Extracted records
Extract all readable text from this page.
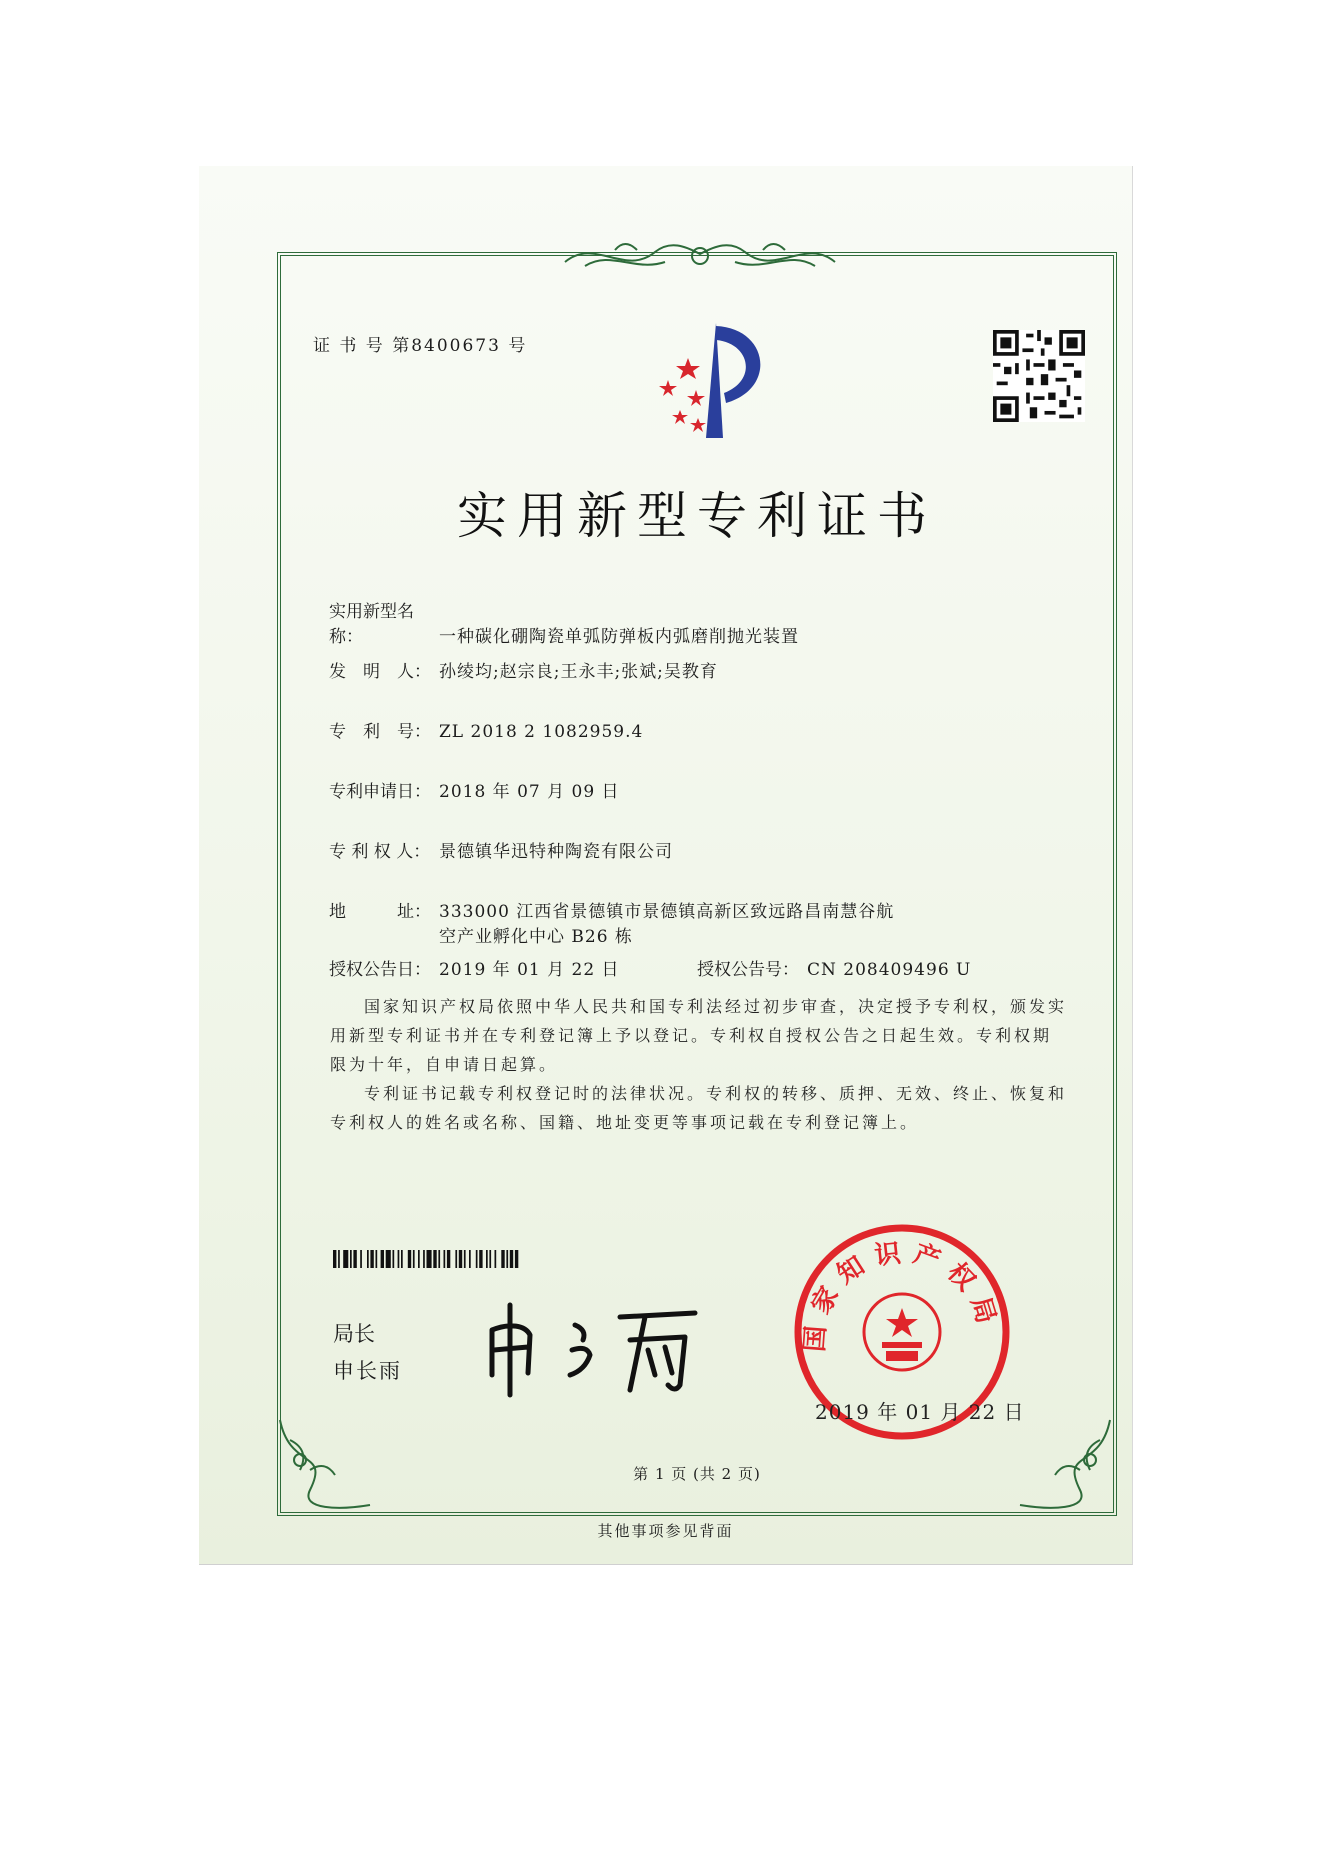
证 书 号 第8400673 号
实用新型专利证书
实用新型名称：	一种碳化硼陶瓷单弧防弹板内弧磨削抛光装置
发　明　人： 孙绫均;赵宗良;王永丰;张斌;吴教育
专　利　号： ZL 2018 2 1082959.4
专利申请日： 2018 年 07 月 09 日
专 利 权 人： 景德镇华迅特种陶瓷有限公司
地　　　址： 333000 江西省景德镇市景德镇高新区致远路昌南慧谷航
空产业孵化中心 B26 栋
授权公告日： 2019 年 01 月 22 日	授权公告号： CN 208409496 U

国家知识产权局依照中华人民共和国专利法经过初步审查，决定授予专利权，颁发实用新型专利证书并在专利登记簿上予以登记。专利权自授权公告之日起生效。专利权期限为十年，自申请日起算。

专利证书记载专利权登记时的法律状况。专利权的转移、质押、无效、终止、恢复和专利权人的姓名或名称、国籍、地址变更等事项记载在专利登记簿上。

局长
申长雨
国家知识产权局
2019 年 01 月 22 日
第 1 页 (共 2 页)
其他事项参见背面
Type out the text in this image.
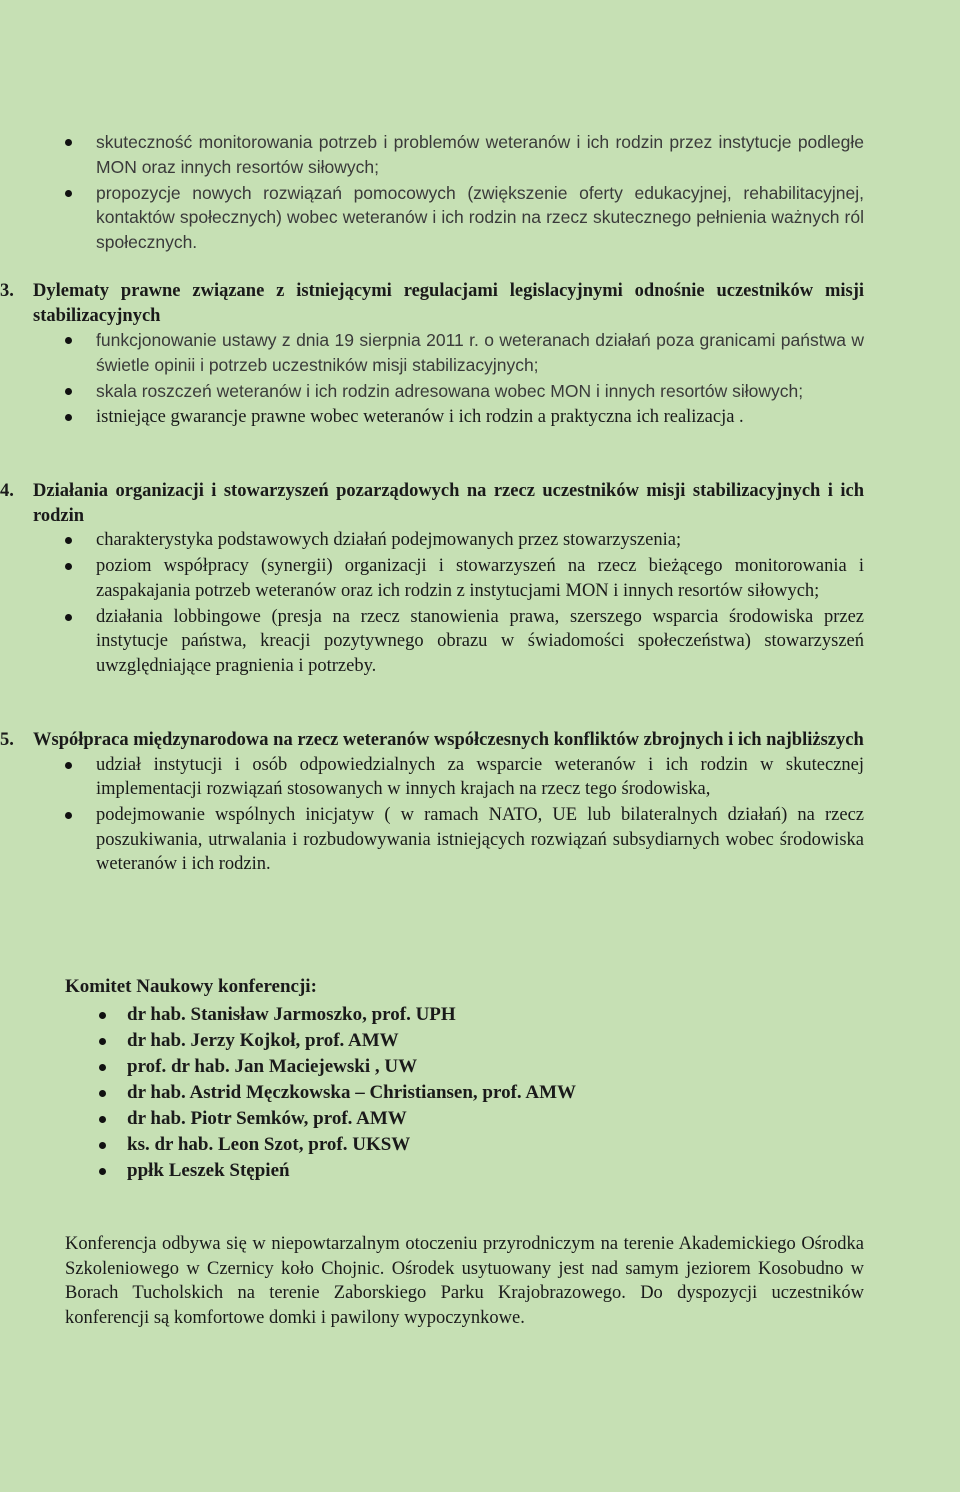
skuteczność monitorowania potrzeb i problemów weteranów i ich rodzin przez instytucje podległe MON oraz innych resortów siłowych;
propozycje nowych rozwiązań pomocowych (zwiększenie oferty edukacyjnej, rehabilitacyjnej, kontaktów społecznych) wobec weteranów i ich rodzin na rzecz skutecznego pełnienia ważnych ról społecznych.
3. Dylematy prawne związane z istniejącymi regulacjami legislacyjnymi odnośnie uczestników misji stabilizacyjnych
funkcjonowanie ustawy z dnia 19 sierpnia 2011 r. o weteranach działań poza granicami państwa w świetle opinii i potrzeb uczestników misji stabilizacyjnych;
skala roszczeń weteranów i ich rodzin adresowana wobec MON i innych resortów siłowych;
istniejące gwarancje prawne wobec weteranów i ich rodzin a praktyczna ich realizacja .
4. Działania organizacji i stowarzyszeń pozarządowych na rzecz uczestników misji stabilizacyjnych i ich rodzin
charakterystyka podstawowych działań podejmowanych przez stowarzyszenia;
poziom współpracy (synergii) organizacji i stowarzyszeń na rzecz bieżącego monitorowania i zaspakajania potrzeb weteranów oraz ich rodzin z instytucjami MON i innych resortów siłowych;
działania lobbingowe (presja na rzecz stanowienia prawa, szerszego wsparcia środowiska przez instytucje państwa, kreacji pozytywnego obrazu w świadomości społeczeństwa) stowarzyszeń uwzględniające pragnienia i potrzeby.
5. Współpraca międzynarodowa na rzecz weteranów współczesnych konfliktów zbrojnych i ich najbliższych
udział instytucji i osób odpowiedzialnych za wsparcie weteranów i ich rodzin w skutecznej implementacji rozwiązań stosowanych w innych krajach na rzecz tego środowiska,
podejmowanie wspólnych inicjatyw ( w ramach NATO, UE lub bilateralnych działań) na rzecz poszukiwania, utrwalania i rozbudowywania istniejących rozwiązań subsydiarnych wobec środowiska weteranów i ich rodzin.
Komitet Naukowy konferencji:
dr hab. Stanisław Jarmoszko, prof. UPH
dr hab. Jerzy Kojkoł, prof. AMW
prof. dr hab. Jan Maciejewski , UW
dr hab. Astrid Męczkowska – Christiansen, prof. AMW
dr hab. Piotr Semków, prof. AMW
ks. dr hab. Leon Szot, prof. UKSW
ppłk Leszek Stępień
Konferencja odbywa się w niepowtarzalnym otoczeniu przyrodniczym na terenie Akademickiego Ośrodka Szkoleniowego w Czernicy koło Chojnic. Ośrodek usytuowany jest nad samym jeziorem Kosobudno w Borach Tucholskich na terenie Zaborskiego Parku Krajobrazowego. Do dyspozycji uczestników konferencji są komfortowe domki i pawilony wypoczynkowe.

**AIM:** Keep every word of the data as it is when you write it out, but drop the pictures.

**EXERCISE OUTPUT:**
Extract all readable text from this page.
证 书 号 第8400673 号
实用新型专利证书
实用新型名称：	一种碳化硼陶瓷单弧防弹板内弧磨削抛光装置
发　明　人： 孙绫均;赵宗良;王永丰;张斌;吴教育
专　利　号： ZL 2018 2 1082959.4
专利申请日： 2018 年 07 月 09 日
专 利 权 人： 景德镇华迅特种陶瓷有限公司
地　　　址： 333000 江西省景德镇市景德镇高新区致远路昌南慧谷航
空产业孵化中心 B26 栋
授权公告日： 2019 年 01 月 22 日	授权公告号： CN 208409496 U

国家知识产权局依照中华人民共和国专利法经过初步审查，决定授予专利权，颁发实用新型专利证书并在专利登记簿上予以登记。专利权自授权公告之日起生效。专利权期限为十年，自申请日起算。

专利证书记载专利权登记时的法律状况。专利权的转移、质押、无效、终止、恢复和专利权人的姓名或名称、国籍、地址变更等事项记载在专利登记簿上。

局长
申长雨
国家知识产权局
2019 年 01 月 22 日
第 1 页 (共 2 页)
其他事项参见背面
Type out the text in this image.
skuteczność monitorowania potrzeb i problemów weteranów i ich rodzin przez instytucje podległe MON oraz innych resortów siłowych;
propozycje nowych rozwiązań pomocowych (zwiększenie oferty edukacyjnej, rehabilitacyjnej, kontaktów społecznych) wobec weteranów i ich rodzin na rzecz skutecznego pełnienia ważnych ról społecznych.
3. Dylematy prawne związane z istniejącymi regulacjami legislacyjnymi odnośnie uczestników misji stabilizacyjnych
funkcjonowanie ustawy z dnia 19 sierpnia 2011 r. o weteranach działań poza granicami państwa w świetle opinii i potrzeb uczestników misji stabilizacyjnych;
skala roszczeń weteranów i ich rodzin adresowana wobec MON i innych resortów siłowych;
istniejące gwarancje prawne wobec weteranów i ich rodzin a praktyczna ich realizacja .
4. Działania organizacji i stowarzyszeń pozarządowych na rzecz uczestników misji stabilizacyjnych i ich rodzin
charakterystyka podstawowych działań podejmowanych przez stowarzyszenia;
poziom współpracy (synergii) organizacji i stowarzyszeń na rzecz bieżącego monitorowania i zaspakajania potrzeb weteranów oraz ich rodzin z instytucjami MON i innych resortów siłowych;
działania lobbingowe (presja na rzecz stanowienia prawa, szerszego wsparcia środowiska przez instytucje państwa, kreacji pozytywnego obrazu w świadomości społeczeństwa) stowarzyszeń uwzględniające pragnienia i potrzeby.
5. Współpraca międzynarodowa na rzecz weteranów współczesnych konfliktów zbrojnych i ich najbliższych
udział instytucji i osób odpowiedzialnych za wsparcie weteranów i ich rodzin w skutecznej implementacji rozwiązań stosowanych w innych krajach na rzecz tego środowiska,
podejmowanie wspólnych inicjatyw ( w ramach NATO, UE lub bilateralnych działań) na rzecz poszukiwania, utrwalania i rozbudowywania istniejących rozwiązań subsydiarnych wobec środowiska weteranów i ich rodzin.
Komitet Naukowy konferencji:
dr hab. Stanisław Jarmoszko, prof. UPH
dr hab. Jerzy Kojkoł, prof. AMW
prof. dr hab. Jan Maciejewski , UW
dr hab. Astrid Męczkowska – Christiansen, prof. AMW
dr hab. Piotr Semków, prof. AMW
ks. dr hab. Leon Szot, prof. UKSW
ppłk Leszek Stępień
Konferencja odbywa się w niepowtarzalnym otoczeniu przyrodniczym na terenie Akademickiego Ośrodka Szkoleniowego w Czernicy koło Chojnic. Ośrodek usytuowany jest nad samym jeziorem Kosobudno w Borach Tucholskich na terenie Zaborskiego Parku Krajobrazowego. Do dyspozycji uczestników konferencji są komfortowe domki i pawilony wypoczynkowe.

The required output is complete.